-- RECORD EXTRACTS start --

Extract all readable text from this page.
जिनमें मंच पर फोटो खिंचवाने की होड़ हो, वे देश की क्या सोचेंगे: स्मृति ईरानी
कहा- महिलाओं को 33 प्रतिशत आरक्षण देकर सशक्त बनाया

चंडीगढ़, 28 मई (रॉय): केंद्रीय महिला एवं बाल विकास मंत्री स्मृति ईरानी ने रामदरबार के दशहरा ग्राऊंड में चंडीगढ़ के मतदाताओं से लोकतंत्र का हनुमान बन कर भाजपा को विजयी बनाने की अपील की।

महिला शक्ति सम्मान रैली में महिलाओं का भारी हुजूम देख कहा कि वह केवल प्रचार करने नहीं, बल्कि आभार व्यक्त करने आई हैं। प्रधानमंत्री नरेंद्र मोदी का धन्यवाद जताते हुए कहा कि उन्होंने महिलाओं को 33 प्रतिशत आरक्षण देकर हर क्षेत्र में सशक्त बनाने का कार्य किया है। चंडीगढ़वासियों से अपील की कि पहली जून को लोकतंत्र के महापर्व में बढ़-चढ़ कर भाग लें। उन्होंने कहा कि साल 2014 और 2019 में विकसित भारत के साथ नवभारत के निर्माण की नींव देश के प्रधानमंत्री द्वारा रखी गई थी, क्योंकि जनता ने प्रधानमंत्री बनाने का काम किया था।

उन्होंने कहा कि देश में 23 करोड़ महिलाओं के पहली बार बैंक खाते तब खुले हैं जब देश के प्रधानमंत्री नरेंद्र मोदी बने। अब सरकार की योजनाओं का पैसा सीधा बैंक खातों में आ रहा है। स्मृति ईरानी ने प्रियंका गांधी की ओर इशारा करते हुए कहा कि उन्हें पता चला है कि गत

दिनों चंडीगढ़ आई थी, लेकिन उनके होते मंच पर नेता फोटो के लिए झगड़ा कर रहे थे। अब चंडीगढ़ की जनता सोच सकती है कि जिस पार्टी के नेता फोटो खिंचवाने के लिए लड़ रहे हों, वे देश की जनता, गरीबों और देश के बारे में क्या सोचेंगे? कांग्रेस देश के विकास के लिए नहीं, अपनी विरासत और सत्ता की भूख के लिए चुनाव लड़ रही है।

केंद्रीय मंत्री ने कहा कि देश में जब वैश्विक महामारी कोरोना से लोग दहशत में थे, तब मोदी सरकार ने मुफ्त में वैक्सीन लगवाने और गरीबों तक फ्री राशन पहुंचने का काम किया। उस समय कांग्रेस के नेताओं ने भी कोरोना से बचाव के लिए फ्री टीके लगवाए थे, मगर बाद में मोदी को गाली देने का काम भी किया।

-- RECORD EXTRACTS end --
-- RECORD EXTRACTS start --

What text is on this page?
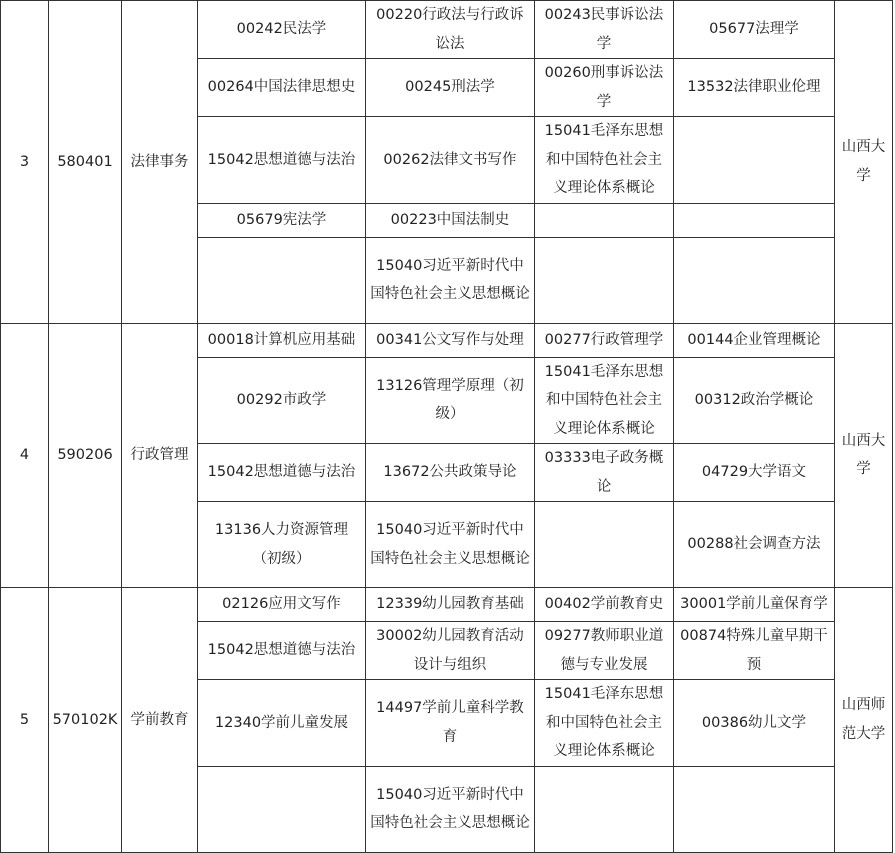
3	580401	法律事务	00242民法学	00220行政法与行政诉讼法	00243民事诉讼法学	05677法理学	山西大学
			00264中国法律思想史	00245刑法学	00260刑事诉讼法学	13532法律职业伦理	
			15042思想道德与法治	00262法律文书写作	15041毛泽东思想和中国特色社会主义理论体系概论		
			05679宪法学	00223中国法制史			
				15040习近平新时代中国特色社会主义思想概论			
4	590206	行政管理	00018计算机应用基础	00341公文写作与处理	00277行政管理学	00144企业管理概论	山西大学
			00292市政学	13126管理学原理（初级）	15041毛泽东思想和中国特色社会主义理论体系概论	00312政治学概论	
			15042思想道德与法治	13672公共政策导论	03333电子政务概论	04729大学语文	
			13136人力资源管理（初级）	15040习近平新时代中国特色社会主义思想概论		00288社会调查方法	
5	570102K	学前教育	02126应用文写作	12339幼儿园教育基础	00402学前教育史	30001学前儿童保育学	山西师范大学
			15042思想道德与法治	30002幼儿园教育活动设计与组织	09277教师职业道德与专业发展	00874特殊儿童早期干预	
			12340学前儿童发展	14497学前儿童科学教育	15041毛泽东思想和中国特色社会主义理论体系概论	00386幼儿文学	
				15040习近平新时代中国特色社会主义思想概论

-- RECORD EXTRACTS end --
-- RECORD EXTRACTS start --

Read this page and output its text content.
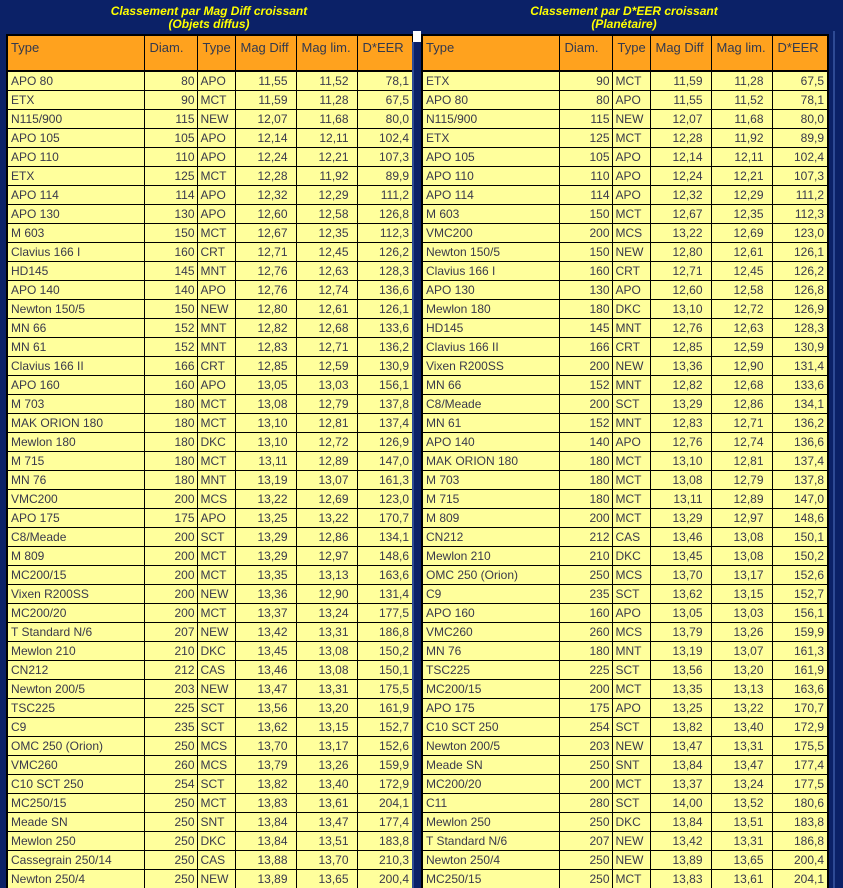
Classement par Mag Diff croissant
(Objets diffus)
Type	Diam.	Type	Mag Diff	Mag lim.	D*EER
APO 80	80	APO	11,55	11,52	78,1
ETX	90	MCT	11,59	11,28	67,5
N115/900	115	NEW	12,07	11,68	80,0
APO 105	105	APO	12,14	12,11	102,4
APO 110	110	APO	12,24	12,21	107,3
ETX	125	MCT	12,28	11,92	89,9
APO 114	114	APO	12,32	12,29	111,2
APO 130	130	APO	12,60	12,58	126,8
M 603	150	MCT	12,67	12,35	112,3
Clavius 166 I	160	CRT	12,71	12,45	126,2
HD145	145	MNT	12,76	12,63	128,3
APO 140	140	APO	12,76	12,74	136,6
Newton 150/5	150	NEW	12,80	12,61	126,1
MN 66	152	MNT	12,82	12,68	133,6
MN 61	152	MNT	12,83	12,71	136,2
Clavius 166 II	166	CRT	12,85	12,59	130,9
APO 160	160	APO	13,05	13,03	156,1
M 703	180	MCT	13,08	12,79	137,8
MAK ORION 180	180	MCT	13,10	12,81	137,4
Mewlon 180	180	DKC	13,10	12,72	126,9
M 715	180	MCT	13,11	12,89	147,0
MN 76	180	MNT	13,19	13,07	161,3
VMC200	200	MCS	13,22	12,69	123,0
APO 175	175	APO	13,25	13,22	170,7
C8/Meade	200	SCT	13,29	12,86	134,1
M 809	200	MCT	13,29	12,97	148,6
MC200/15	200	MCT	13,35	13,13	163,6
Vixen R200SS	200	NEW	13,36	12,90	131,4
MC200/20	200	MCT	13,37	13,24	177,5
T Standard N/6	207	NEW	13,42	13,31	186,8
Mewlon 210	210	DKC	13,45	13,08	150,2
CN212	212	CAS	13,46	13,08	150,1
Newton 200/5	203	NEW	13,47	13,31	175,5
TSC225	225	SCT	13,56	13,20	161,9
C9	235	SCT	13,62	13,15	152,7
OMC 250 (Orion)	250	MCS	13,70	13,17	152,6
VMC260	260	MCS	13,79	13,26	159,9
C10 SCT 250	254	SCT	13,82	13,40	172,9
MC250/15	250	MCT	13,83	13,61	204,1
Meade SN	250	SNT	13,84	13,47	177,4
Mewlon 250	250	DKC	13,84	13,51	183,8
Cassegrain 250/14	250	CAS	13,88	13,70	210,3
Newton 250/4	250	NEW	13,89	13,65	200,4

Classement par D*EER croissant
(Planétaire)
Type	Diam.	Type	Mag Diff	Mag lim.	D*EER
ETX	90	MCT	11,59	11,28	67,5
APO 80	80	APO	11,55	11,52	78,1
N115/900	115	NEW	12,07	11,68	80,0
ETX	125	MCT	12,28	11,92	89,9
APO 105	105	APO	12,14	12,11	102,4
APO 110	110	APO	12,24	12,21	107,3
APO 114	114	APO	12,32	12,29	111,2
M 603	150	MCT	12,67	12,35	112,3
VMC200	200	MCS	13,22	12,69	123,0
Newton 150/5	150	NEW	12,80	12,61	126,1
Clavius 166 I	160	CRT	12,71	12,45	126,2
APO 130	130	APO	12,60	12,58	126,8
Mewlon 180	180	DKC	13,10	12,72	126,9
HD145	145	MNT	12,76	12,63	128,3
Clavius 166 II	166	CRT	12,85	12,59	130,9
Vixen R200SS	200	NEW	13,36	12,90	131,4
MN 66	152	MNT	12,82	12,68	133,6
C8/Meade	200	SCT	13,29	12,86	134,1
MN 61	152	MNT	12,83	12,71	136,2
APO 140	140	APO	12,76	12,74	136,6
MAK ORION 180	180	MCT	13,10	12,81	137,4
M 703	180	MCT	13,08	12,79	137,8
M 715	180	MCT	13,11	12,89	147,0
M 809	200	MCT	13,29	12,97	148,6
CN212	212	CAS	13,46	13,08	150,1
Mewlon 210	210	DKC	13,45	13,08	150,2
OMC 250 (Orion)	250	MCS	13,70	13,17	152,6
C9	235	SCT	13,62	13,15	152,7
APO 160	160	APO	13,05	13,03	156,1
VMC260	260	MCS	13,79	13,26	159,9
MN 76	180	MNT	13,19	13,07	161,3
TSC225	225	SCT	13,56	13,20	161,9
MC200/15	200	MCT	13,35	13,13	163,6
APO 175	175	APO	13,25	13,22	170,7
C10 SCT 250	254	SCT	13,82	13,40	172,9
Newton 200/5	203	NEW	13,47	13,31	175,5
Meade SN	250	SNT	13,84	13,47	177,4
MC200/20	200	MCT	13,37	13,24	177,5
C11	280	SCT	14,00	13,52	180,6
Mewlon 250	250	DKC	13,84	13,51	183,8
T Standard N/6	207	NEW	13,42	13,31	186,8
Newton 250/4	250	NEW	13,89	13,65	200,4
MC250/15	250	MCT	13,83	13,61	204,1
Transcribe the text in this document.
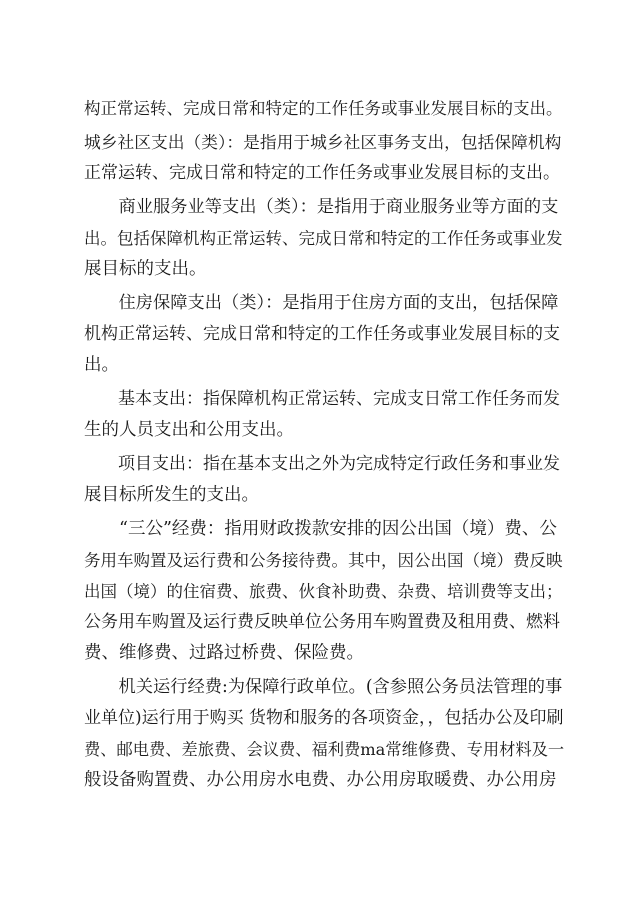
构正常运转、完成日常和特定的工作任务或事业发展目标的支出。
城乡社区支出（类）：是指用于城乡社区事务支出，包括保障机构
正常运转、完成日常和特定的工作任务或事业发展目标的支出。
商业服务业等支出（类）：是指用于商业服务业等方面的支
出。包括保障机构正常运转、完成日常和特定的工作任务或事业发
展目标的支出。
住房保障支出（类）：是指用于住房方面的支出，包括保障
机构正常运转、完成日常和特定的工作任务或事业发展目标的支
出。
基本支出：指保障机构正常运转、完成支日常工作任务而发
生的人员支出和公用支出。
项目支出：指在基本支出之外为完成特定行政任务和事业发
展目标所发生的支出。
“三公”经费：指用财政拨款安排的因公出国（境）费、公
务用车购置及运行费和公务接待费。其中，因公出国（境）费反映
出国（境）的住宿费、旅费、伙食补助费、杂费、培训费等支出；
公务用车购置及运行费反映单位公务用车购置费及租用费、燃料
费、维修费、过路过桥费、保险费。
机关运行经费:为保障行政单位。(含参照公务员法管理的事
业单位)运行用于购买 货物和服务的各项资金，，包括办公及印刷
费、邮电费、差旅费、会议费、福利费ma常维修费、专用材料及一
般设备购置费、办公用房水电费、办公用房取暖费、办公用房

-- RECORD EXTRACTS end --

## DIRECTION
Wherever "this" shows up in a line, copy that line.

## SOLUTION TO THE PROBLEM
Extract all readable text from this page.
What text is on this page?
Read this page and output its text content.
Transcribe the text in this document.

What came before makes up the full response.